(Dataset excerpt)
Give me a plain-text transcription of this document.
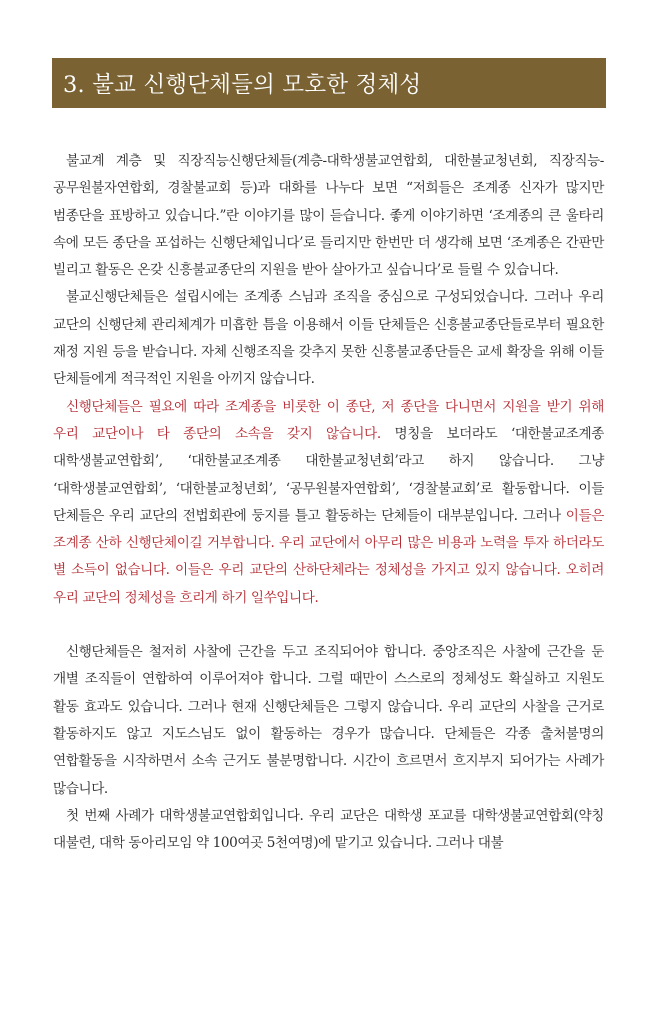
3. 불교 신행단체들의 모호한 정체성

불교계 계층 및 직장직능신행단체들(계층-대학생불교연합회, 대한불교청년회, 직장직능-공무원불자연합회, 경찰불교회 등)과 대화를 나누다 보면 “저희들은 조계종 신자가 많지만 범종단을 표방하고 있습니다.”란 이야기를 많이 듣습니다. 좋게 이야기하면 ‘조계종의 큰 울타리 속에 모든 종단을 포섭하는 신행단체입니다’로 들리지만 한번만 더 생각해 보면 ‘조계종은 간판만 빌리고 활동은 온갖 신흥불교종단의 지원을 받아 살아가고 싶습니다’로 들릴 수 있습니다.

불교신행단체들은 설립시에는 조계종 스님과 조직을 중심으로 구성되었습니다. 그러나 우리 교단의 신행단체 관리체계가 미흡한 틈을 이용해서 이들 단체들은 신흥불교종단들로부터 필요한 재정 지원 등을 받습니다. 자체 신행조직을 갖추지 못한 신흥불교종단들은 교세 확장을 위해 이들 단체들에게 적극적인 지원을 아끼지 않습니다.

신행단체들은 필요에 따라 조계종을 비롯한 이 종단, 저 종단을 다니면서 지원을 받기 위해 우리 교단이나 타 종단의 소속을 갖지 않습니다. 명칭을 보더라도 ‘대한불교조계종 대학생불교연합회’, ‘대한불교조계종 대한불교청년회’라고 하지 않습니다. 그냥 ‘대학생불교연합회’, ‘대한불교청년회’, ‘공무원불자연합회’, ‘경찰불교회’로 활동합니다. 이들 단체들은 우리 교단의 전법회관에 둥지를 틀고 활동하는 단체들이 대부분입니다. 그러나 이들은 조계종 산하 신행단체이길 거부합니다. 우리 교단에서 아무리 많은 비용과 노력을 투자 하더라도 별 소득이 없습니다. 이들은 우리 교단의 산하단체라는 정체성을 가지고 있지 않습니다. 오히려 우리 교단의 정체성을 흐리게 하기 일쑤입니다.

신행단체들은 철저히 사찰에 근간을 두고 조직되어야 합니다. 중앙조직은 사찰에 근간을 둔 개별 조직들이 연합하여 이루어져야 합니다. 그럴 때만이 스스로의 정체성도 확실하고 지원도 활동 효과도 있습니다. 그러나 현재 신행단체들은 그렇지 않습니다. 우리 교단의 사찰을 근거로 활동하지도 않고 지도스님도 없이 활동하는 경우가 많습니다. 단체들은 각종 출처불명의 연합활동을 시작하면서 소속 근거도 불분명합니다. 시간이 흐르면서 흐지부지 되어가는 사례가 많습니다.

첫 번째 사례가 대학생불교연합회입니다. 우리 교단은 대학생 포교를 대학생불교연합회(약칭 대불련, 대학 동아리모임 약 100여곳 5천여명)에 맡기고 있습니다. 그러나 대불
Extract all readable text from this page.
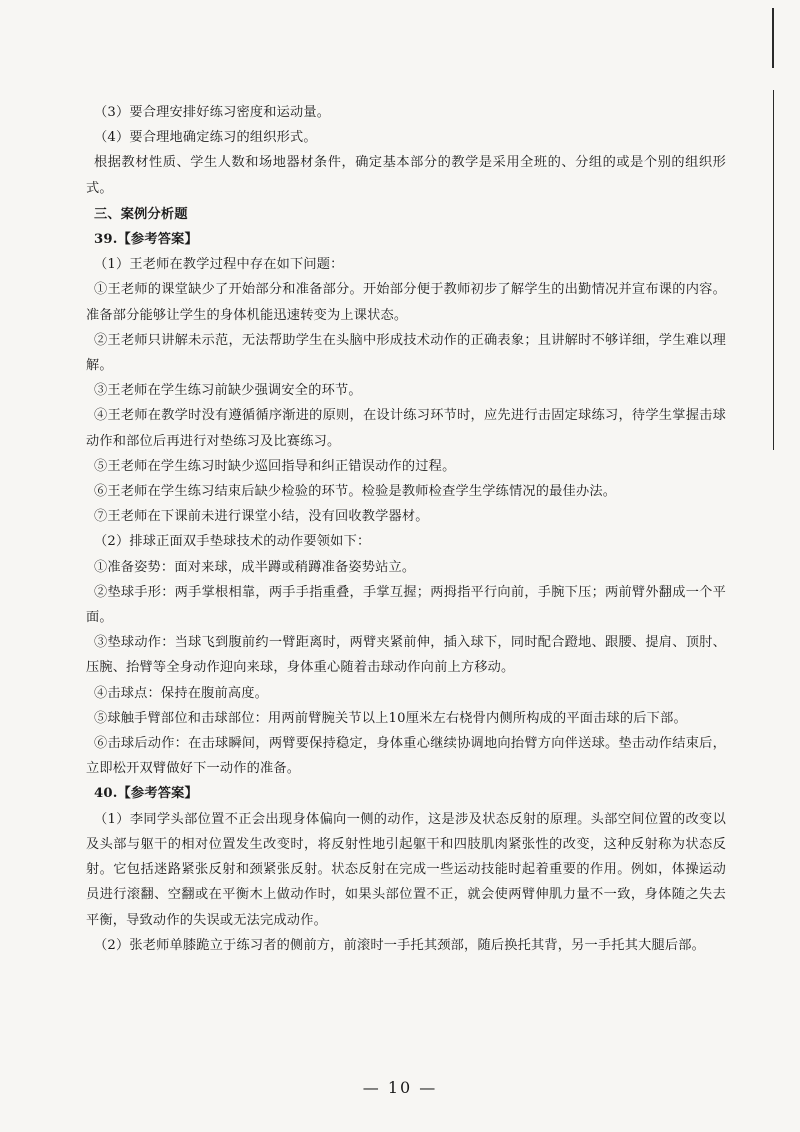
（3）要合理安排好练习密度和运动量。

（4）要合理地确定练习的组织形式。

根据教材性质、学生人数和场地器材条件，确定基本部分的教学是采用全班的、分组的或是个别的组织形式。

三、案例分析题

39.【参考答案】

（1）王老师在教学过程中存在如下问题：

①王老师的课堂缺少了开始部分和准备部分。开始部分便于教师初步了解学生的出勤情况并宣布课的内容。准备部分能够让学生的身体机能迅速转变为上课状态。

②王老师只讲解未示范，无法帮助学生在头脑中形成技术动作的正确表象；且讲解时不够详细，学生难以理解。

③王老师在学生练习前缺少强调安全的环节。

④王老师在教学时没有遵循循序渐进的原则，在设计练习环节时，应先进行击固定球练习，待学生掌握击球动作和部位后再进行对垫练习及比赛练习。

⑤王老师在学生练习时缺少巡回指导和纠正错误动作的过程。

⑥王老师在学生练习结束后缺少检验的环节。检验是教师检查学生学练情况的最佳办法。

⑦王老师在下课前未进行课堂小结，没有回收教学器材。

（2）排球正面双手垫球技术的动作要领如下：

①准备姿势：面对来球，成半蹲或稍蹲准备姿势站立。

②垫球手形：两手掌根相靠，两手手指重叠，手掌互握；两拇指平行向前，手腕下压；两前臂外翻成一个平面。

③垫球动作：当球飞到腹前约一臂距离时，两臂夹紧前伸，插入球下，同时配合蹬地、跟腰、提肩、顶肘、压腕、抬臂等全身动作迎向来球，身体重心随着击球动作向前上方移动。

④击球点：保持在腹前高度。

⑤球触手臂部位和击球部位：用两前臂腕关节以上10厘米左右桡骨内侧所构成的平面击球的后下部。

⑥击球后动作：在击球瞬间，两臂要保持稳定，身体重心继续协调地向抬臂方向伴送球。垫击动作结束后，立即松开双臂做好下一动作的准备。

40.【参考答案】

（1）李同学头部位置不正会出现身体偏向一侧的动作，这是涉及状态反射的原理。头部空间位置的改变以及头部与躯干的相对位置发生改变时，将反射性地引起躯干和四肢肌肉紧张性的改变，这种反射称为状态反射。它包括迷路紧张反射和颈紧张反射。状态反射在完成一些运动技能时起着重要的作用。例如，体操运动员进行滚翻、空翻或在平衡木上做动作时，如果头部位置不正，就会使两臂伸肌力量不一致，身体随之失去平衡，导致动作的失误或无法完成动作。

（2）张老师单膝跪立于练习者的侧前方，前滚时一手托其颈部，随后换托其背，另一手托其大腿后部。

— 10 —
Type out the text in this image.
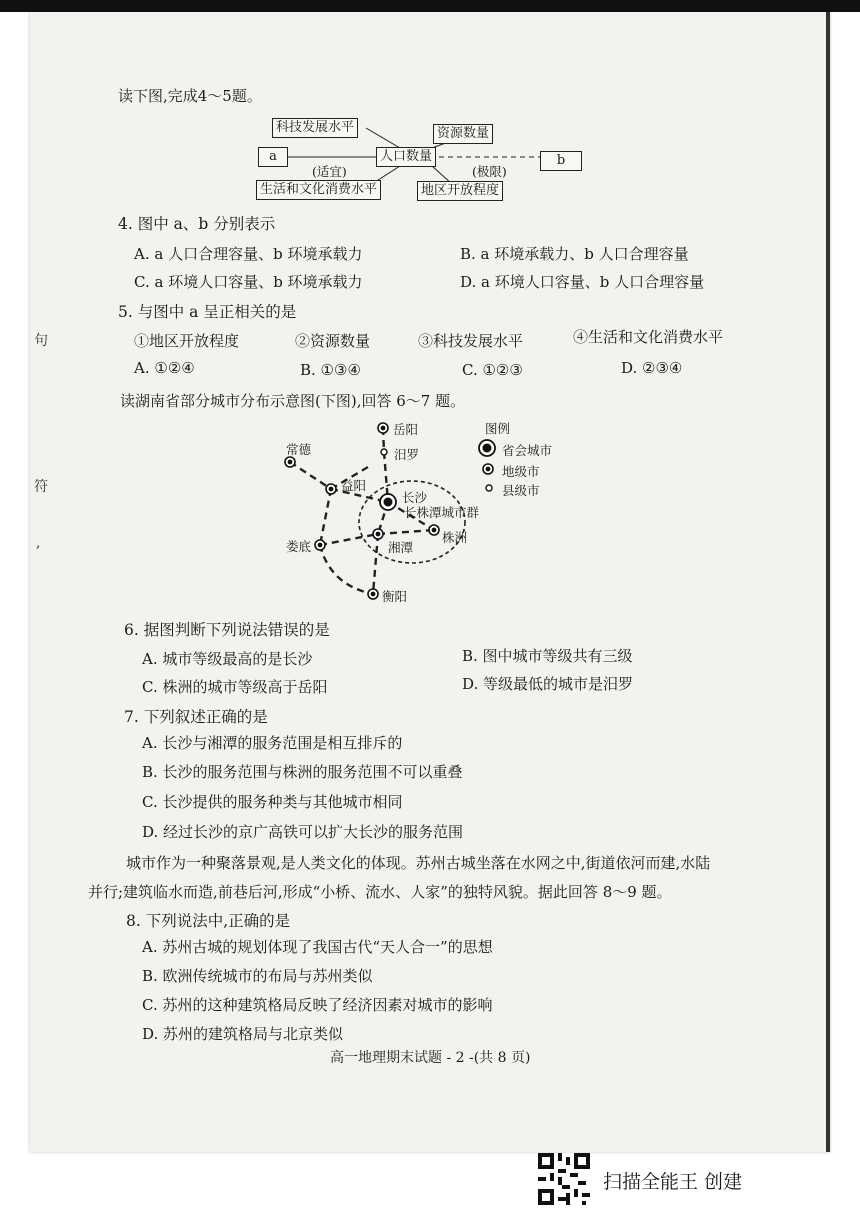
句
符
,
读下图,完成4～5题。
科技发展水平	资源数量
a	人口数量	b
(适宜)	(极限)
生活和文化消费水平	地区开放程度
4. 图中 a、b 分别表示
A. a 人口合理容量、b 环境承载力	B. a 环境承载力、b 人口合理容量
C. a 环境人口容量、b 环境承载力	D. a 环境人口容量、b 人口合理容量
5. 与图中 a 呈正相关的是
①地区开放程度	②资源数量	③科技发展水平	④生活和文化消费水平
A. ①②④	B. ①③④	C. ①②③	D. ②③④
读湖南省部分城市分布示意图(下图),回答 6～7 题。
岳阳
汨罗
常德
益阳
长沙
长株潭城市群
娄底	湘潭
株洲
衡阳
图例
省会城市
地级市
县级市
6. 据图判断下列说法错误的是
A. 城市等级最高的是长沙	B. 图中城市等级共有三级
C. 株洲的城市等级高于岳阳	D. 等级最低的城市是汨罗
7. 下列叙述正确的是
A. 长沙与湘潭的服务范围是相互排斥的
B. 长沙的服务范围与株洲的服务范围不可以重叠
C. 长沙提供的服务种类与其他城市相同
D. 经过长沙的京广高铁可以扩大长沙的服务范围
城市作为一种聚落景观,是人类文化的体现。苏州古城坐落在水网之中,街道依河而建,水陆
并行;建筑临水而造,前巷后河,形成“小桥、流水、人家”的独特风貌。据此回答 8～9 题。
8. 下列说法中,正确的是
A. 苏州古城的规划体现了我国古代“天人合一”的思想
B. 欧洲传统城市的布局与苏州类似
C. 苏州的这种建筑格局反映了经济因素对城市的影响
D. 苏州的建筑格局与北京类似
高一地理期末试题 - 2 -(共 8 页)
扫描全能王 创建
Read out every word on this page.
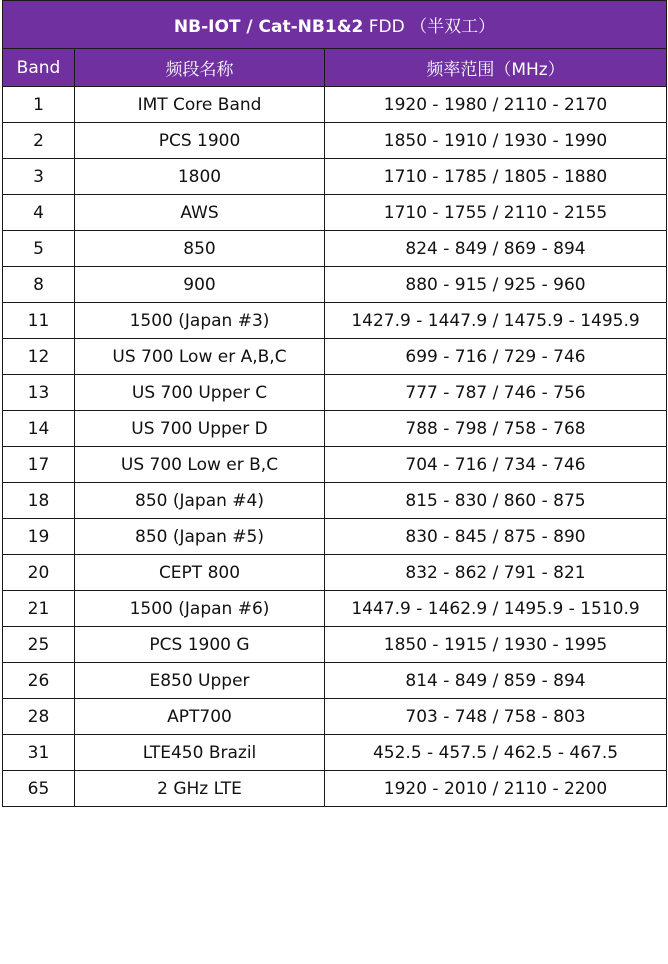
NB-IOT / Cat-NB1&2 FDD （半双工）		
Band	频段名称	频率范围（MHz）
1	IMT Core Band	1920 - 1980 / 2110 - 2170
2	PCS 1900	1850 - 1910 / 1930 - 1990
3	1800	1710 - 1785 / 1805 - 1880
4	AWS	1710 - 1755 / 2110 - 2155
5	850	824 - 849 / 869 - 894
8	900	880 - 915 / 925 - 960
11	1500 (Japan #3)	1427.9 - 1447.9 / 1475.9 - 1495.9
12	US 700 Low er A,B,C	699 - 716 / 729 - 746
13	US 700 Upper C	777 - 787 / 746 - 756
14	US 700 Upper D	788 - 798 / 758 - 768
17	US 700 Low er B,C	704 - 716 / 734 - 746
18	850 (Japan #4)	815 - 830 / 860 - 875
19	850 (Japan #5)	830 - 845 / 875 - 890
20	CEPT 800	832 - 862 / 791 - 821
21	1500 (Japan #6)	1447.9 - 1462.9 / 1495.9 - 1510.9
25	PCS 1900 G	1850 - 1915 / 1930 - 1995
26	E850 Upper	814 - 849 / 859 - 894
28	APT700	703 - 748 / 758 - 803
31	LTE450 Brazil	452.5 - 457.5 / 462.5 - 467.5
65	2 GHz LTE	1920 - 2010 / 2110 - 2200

**REQUIRED WORK:**
Gather, from the listing above, every line carrying the word "경찰불교회".

**FINAL RESULT:**
불교계 계층 및 직장직능신행단체들(계층-대학생불교연합회, 대한불교청년회, 직장직능-공무원불자연합회, 경찰불교회 등)과 대화를 나누다 보면 “저희들은 조계종 신자가 많지만 범종단을 표방하고 있습니다.”란 이야기를 많이 듣습니다. 좋게 이야기하면 ‘조계종의 큰 울타리 속에 모든 종단을 포섭하는 신행단체입니다’로 들리지만 한번만 더 생각해 보면 ‘조계종은 간판만 빌리고 활동은 온갖 신흥불교종단의 지원을 받아 살아가고 싶습니다’로 들릴 수 있습니다.
신행단체들은 필요에 따라 조계종을 비롯한 이 종단, 저 종단을 다니면서 지원을 받기 위해 우리 교단이나 타 종단의 소속을 갖지 않습니다. 명칭을 보더라도 ‘대한불교조계종 대학생불교연합회’, ‘대한불교조계종 대한불교청년회’라고 하지 않습니다. 그냥 ‘대학생불교연합회’, ‘대한불교청년회’, ‘공무원불자연합회’, ‘경찰불교회’로 활동합니다. 이들 단체들은 우리 교단의 전법회관에 둥지를 틀고 활동하는 단체들이 대부분입니다. 그러나 이들은 조계종 산하 신행단체이길 거부합니다. 우리 교단에서 아무리 많은 비용과 노력을 투자 하더라도 별 소득이 없습니다. 이들은 우리 교단의 산하단체라는 정체성을 가지고 있지 않습니다. 오히려 우리 교단의 정체성을 흐리게 하기 일쑤입니다.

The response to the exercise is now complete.